(Dataset records)
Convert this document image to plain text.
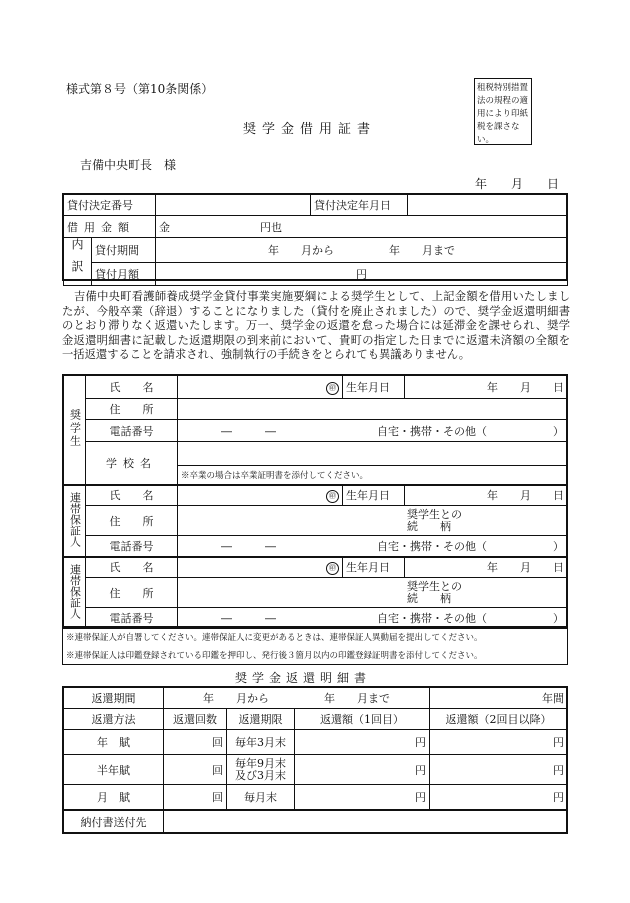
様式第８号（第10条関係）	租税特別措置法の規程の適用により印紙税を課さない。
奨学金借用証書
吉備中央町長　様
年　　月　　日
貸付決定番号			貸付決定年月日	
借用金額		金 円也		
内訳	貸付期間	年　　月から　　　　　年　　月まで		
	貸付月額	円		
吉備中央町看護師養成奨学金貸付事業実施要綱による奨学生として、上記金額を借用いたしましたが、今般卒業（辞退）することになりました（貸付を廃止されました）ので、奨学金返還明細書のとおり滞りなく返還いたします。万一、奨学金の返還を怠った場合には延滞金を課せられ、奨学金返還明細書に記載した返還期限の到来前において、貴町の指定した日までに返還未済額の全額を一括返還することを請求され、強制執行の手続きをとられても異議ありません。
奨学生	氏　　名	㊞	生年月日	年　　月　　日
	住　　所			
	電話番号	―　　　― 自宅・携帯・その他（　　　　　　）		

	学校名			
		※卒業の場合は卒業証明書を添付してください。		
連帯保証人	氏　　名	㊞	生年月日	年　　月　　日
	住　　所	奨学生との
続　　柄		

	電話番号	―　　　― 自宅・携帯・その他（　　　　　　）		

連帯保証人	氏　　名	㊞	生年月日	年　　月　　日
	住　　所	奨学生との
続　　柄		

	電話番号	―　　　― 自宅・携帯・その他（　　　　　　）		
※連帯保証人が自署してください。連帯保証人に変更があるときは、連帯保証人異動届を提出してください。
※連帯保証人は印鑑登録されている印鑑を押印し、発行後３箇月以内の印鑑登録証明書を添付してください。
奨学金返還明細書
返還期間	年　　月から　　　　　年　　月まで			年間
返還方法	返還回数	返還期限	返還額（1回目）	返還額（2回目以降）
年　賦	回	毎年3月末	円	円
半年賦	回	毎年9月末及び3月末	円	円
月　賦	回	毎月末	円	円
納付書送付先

...

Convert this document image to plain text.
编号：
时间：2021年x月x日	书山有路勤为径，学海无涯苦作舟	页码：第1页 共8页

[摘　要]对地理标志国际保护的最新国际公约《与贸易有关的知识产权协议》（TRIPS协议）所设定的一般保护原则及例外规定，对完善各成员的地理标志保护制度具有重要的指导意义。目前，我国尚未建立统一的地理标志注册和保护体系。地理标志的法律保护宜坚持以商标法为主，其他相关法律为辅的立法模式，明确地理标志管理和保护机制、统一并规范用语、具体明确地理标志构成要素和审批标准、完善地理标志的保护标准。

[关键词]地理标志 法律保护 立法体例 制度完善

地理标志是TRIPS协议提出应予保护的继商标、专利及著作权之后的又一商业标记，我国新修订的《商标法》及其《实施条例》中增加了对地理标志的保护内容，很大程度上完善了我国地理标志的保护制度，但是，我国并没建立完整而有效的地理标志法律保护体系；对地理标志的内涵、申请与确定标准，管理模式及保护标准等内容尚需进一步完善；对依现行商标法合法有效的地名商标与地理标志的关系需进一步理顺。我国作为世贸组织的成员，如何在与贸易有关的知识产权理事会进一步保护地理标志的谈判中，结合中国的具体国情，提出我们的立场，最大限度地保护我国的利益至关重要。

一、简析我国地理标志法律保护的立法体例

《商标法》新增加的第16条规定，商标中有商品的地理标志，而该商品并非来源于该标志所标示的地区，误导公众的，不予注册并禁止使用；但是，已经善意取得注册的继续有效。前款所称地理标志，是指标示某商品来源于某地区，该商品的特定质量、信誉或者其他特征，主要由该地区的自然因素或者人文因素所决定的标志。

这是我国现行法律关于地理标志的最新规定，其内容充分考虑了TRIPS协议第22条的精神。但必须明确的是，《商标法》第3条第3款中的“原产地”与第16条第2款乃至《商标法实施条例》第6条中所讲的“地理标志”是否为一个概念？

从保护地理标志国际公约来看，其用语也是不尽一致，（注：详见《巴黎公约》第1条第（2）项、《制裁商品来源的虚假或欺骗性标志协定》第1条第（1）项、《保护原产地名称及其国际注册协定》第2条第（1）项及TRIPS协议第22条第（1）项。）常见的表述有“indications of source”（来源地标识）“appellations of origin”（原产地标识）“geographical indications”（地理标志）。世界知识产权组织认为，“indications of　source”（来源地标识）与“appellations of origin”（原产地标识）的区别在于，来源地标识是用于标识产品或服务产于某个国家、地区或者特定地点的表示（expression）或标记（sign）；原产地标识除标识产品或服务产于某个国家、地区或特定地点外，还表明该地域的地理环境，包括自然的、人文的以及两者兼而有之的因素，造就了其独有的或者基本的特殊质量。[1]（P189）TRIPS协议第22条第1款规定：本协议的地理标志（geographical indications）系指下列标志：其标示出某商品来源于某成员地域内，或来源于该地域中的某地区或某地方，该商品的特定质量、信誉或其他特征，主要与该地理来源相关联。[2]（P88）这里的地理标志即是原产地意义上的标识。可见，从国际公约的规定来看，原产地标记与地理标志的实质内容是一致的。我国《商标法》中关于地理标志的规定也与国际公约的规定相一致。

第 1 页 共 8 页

Aim of the exercise:
Pull out each line of the entries that contains "该商品的特定质量".

The solution:
《商标法》新增加的第16条规定，商标中有商品的地理标志，而该商品并非来源于该标志所标示的地区，误导公众的，不予注册并禁止使用；但是，已经善意取得注册的继续有效。前款所称地理标志，是指标示某商品来源于某地区，该商品的特定质量、信誉或者其他特征，主要由该地区的自然因素或者人文因素所决定的标志。
从保护地理标志国际公约来看，其用语也是不尽一致，（注：详见《巴黎公约》第1条第（2）项、《制裁商品来源的虚假或欺骗性标志协定》第1条第（1）项、《保护原产地名称及其国际注册协定》第2条第（1）项及TRIPS协议第22条第（1）项。）常见的表述有“indications of source”（来源地标识）“appellations of origin”（原产地标识）“geographical indications”（地理标志）。世界知识产权组织认为，“indications of　source”（来源地标识）与“appellations of origin”（原产地标识）的区别在于，来源地标识是用于标识产品或服务产于某个国家、地区或者特定地点的表示（expression）或标记（sign）；原产地标识除标识产品或服务产于某个国家、地区或特定地点外，还表明该地域的地理环境，包括自然的、人文的以及两者兼而有之的因素，造就了其独有的或者基本的特殊质量。[1]（P189）TRIPS协议第22条第1款规定：本协议的地理标志（geographical indications）系指下列标志：其标示出某商品来源于某成员地域内，或来源于该地域中的某地区或某地方，该商品的特定质量、信誉或其他特征，主要与该地理来源相关联。[2]（P88）这里的地理标志即是原产地意义上的标识。可见，从国际公约的规定来看，原产地标记与地理标志的实质内容是一致的。我国《商标法》中关于地理标志的规定也与国际公约的规定相一致。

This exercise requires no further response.